Sammle alle Zeilen der folgenden Einträge, in denen die Zeichenfolge "tick" vorkommt. Achte dabei auf Groß- und Kleinschreibung.

- VORLIEGENDE EINTRÄGE
= = = = =
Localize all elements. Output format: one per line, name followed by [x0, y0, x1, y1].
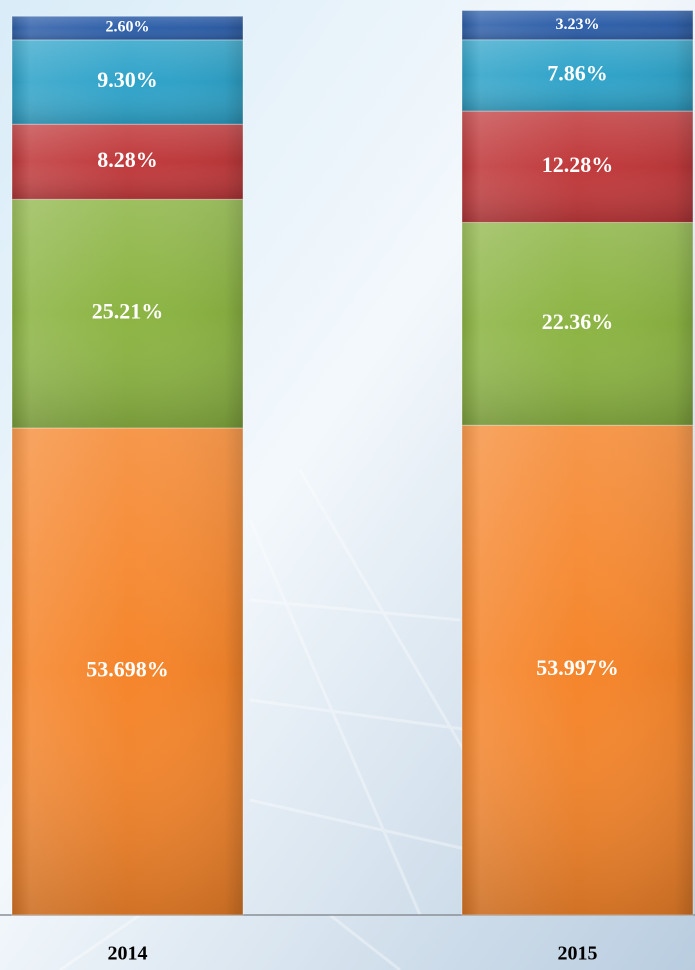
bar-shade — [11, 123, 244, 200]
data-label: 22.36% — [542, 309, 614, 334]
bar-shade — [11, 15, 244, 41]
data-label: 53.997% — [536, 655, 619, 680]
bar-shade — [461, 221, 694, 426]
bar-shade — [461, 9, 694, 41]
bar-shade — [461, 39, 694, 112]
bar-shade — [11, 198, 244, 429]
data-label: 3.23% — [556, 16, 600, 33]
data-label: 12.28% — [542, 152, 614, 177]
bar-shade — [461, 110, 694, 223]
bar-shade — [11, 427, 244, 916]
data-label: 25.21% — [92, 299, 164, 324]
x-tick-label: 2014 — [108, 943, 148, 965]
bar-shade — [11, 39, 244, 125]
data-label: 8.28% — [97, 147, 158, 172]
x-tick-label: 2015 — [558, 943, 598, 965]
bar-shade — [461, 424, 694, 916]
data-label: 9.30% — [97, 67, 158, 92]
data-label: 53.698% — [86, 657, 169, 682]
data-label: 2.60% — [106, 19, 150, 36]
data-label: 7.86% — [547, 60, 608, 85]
= = = = =
- ERGEBNIS FOLGT UNTEN
x-tick-label: 2014 — [108, 943, 148, 965]
x-tick-label: 2015 — [558, 943, 598, 965]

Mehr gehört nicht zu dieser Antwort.